> _Activity_:
Select from the data all lines with the word "tissues".

> _Extracted records_:
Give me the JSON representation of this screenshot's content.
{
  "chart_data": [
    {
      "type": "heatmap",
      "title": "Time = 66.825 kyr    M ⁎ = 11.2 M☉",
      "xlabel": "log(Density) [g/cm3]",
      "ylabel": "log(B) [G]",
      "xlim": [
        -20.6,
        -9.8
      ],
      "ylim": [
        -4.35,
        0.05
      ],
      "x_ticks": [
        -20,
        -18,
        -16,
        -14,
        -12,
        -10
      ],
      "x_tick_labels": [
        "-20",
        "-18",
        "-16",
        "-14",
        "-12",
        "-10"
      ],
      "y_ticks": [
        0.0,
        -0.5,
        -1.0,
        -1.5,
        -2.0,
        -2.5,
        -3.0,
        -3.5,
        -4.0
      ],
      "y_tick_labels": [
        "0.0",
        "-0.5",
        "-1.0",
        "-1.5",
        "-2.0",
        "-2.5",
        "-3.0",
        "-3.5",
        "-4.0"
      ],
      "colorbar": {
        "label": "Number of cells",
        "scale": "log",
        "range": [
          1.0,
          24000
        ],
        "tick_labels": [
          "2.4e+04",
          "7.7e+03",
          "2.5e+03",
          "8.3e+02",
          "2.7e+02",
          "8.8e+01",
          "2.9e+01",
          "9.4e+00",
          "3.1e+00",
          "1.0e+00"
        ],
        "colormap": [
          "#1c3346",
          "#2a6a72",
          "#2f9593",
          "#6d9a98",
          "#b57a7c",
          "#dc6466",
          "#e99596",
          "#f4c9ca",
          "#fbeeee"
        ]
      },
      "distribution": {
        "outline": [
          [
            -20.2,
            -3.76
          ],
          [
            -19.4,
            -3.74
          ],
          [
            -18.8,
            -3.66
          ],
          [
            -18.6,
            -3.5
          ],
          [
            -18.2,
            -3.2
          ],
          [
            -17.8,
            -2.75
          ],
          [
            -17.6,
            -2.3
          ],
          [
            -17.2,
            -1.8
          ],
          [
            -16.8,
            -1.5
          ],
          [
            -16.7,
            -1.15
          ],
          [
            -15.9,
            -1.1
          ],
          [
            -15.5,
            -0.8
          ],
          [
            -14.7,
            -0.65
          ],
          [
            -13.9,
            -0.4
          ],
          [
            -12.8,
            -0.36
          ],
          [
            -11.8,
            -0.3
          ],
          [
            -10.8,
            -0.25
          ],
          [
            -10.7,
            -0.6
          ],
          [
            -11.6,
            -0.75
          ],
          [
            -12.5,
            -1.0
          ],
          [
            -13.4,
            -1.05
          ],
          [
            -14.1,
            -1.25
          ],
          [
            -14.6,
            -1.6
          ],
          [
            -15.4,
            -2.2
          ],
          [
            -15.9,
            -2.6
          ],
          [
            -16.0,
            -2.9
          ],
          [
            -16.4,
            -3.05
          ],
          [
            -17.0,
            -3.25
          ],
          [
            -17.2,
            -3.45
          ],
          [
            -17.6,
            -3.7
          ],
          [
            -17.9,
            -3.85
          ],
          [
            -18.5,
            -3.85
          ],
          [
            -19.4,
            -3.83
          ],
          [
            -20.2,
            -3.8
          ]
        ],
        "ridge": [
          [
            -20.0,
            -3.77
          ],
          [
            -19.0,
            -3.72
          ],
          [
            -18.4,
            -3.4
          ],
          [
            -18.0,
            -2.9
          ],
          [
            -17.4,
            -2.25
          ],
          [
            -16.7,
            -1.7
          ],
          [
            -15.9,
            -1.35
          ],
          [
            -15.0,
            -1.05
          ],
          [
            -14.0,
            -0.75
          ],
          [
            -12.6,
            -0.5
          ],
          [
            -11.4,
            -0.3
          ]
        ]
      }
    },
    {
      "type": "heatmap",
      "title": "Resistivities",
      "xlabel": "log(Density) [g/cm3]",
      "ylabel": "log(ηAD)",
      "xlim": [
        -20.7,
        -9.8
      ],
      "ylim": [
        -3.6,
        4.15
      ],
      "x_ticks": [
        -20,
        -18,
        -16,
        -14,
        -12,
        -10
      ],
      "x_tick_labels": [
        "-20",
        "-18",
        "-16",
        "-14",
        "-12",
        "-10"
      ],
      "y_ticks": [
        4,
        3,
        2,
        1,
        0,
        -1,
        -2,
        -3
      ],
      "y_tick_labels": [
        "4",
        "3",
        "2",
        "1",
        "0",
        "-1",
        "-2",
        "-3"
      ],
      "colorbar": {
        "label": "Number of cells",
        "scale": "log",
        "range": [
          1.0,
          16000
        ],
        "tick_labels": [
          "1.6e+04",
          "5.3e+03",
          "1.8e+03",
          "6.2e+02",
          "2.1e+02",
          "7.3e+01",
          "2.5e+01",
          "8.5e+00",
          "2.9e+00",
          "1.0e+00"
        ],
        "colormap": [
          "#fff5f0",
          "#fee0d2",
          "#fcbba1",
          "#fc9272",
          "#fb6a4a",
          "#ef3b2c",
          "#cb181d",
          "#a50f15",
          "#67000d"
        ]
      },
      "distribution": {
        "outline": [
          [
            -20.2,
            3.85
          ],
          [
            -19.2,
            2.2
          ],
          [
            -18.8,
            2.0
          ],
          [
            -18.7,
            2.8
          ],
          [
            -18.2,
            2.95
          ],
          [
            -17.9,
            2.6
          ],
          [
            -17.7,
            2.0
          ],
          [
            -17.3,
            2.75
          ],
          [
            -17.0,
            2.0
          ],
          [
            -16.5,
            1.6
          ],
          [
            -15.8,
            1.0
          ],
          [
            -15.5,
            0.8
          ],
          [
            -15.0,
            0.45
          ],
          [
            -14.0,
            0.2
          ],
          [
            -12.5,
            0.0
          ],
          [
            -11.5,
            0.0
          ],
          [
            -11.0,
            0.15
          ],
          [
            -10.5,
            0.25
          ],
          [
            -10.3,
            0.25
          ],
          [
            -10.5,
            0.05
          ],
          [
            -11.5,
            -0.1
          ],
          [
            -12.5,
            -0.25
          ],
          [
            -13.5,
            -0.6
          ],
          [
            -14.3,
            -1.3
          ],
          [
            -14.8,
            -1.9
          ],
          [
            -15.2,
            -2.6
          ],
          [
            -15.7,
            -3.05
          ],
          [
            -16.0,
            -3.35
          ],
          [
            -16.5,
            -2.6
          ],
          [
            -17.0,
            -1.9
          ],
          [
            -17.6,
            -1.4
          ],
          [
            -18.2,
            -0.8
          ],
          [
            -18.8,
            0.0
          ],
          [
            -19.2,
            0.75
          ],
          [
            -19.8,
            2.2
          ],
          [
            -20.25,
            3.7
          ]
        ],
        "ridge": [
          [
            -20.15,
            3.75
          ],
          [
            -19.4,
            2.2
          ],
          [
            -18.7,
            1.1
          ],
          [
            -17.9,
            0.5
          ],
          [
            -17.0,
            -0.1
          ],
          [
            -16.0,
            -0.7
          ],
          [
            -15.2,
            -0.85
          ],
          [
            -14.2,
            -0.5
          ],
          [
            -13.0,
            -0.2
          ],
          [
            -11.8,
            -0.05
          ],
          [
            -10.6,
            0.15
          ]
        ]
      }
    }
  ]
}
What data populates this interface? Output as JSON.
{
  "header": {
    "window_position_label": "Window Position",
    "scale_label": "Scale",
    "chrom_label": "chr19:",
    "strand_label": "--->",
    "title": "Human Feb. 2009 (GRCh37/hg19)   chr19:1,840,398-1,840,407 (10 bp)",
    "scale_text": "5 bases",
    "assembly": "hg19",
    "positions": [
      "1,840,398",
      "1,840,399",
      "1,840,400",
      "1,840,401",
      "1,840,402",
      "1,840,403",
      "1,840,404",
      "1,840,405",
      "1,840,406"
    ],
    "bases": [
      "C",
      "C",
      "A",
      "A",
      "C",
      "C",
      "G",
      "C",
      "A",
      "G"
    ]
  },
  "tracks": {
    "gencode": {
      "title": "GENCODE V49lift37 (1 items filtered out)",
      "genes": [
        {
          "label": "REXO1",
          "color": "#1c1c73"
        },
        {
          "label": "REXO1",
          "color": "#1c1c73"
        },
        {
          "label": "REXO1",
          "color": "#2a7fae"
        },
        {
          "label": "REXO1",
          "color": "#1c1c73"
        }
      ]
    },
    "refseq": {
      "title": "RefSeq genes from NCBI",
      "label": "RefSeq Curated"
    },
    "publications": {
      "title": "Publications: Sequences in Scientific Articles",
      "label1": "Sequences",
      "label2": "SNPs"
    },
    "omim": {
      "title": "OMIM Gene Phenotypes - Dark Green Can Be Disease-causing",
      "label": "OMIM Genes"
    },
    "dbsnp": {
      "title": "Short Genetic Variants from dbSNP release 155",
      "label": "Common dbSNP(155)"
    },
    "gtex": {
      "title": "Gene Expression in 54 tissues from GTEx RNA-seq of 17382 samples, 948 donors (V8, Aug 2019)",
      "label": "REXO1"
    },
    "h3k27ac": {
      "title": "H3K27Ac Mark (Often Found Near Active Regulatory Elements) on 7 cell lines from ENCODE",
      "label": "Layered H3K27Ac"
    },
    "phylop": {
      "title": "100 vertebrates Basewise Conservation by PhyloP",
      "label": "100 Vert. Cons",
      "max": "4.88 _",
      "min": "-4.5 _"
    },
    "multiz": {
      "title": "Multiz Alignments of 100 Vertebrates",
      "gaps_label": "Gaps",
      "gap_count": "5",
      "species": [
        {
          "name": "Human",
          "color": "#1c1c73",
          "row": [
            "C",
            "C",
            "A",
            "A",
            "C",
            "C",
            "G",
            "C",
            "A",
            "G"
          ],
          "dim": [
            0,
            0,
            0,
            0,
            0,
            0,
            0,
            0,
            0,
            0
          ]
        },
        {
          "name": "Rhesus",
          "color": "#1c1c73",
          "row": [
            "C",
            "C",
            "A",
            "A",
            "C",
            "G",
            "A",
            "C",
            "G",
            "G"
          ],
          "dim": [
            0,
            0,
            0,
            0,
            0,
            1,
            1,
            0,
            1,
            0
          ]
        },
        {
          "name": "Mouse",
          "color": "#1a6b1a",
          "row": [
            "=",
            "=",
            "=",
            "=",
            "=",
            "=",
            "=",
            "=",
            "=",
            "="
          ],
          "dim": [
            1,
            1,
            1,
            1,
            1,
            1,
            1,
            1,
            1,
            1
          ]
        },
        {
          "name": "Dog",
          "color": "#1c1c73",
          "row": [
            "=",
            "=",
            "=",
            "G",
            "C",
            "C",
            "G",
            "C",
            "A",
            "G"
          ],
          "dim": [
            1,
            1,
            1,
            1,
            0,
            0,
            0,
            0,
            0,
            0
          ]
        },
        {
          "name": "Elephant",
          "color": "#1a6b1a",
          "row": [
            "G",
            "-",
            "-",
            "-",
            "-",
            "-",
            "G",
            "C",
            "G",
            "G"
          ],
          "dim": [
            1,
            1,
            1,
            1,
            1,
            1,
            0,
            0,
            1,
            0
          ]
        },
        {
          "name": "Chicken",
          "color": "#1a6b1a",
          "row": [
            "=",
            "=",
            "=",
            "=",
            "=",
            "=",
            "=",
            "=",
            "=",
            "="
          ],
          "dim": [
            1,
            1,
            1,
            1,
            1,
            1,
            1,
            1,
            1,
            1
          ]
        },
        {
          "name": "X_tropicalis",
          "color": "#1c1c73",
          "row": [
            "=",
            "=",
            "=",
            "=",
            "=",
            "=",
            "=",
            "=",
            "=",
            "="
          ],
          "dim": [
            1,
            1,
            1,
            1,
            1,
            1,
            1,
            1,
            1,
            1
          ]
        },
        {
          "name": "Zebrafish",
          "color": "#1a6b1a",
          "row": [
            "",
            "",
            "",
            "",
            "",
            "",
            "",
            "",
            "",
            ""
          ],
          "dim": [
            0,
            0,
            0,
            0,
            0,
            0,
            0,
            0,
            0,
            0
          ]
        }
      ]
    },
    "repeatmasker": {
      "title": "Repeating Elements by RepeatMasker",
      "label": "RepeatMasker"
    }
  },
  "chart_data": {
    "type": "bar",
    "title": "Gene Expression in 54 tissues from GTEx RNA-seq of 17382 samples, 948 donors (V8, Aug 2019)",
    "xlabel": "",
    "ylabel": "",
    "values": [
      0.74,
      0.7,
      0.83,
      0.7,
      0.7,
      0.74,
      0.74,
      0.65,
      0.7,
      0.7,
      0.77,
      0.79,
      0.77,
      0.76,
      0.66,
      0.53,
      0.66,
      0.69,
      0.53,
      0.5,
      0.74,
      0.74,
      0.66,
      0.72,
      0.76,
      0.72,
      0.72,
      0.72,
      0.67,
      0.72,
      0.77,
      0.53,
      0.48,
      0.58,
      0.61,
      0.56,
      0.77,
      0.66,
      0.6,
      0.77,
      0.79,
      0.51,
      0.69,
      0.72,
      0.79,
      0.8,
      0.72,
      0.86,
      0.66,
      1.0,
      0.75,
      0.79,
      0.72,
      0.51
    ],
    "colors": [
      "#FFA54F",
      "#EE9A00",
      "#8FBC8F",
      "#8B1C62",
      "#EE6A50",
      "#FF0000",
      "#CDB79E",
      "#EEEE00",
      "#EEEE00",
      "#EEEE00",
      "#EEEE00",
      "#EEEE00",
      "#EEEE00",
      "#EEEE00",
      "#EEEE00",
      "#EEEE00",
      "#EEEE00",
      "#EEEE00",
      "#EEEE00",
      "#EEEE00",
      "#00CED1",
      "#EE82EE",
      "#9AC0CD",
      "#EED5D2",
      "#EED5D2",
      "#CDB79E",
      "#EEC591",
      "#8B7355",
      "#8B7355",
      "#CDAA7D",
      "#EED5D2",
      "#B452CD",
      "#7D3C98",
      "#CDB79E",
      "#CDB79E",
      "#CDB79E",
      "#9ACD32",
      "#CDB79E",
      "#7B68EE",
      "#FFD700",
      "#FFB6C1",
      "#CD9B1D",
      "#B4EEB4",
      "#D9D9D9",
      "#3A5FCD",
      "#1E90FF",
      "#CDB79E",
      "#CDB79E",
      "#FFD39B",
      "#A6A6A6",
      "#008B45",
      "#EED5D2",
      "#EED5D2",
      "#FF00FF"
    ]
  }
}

> _Response for this exercise_:
      "title": "Gene Expression in 54 tissues from GTEx RNA-seq of 17382 samples, 948 donors (V8, Aug 2019)",
    "title": "Gene Expression in 54 tissues from GTEx RNA-seq of 17382 samples, 948 donors (V8, Aug 2019)",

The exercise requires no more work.